| WHAT YOU SHOULD DO |
Each record below should be repeated precisely as written.

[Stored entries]
<<<<

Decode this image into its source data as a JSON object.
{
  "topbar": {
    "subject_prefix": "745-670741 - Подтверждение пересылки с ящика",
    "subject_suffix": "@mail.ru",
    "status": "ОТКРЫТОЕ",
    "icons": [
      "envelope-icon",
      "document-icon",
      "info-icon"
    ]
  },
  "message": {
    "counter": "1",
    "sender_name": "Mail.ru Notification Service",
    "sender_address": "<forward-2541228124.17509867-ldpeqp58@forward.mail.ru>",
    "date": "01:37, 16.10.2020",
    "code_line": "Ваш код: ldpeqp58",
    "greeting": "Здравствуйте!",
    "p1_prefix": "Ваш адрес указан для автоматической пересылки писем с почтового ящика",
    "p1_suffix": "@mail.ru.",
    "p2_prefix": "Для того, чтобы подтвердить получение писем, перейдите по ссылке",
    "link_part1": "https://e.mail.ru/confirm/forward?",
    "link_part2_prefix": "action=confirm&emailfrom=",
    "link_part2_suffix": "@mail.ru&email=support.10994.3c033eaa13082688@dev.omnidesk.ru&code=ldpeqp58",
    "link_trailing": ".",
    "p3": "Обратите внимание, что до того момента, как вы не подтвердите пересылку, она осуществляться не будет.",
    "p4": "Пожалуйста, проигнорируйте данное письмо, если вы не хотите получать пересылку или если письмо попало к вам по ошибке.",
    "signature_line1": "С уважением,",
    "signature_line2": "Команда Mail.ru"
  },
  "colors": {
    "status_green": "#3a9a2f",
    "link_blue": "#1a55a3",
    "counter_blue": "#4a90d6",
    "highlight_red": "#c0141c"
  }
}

>>>>

| EXERCISE SOLUTION |
Decode this image into its source data as a JSON object.
{
  "topbar": {
    "subject_prefix": "745-670741 - Подтверждение пересылки с ящика",
    "subject_suffix": "@mail.ru",
    "status": "ОТКРЫТОЕ",
    "icons": [
      "envelope-icon",
      "document-icon",
      "info-icon"
    ]
  },
  "message": {
    "counter": "1",
    "sender_name": "Mail.ru Notification Service",
    "sender_address": "<forward-2541228124.17509867-ldpeqp58@forward.mail.ru>",
    "date": "01:37, 16.10.2020",
    "code_line": "Ваш код: ldpeqp58",
    "greeting": "Здравствуйте!",
    "p1_prefix": "Ваш адрес указан для автоматической пересылки писем с почтового ящика",
    "p1_suffix": "@mail.ru.",
    "p2_prefix": "Для того, чтобы подтвердить получение писем, перейдите по ссылке",
    "link_part1": "https://e.mail.ru/confirm/forward?",
    "link_part2_prefix": "action=confirm&emailfrom=",
    "link_part2_suffix": "@mail.ru&email=support.10994.3c033eaa13082688@dev.omnidesk.ru&code=ldpeqp58",
    "link_trailing": ".",
    "p3": "Обратите внимание, что до того момента, как вы не подтвердите пересылку, она осуществляться не будет.",
    "p4": "Пожалуйста, проигнорируйте данное письмо, если вы не хотите получать пересылку или если письмо попало к вам по ошибке.",
    "signature_line1": "С уважением,",
    "signature_line2": "Команда Mail.ru"
  },
  "colors": {
    "status_green": "#3a9a2f",
    "link_blue": "#1a55a3",
    "counter_blue": "#4a90d6",
    "highlight_red": "#c0141c"
  }
}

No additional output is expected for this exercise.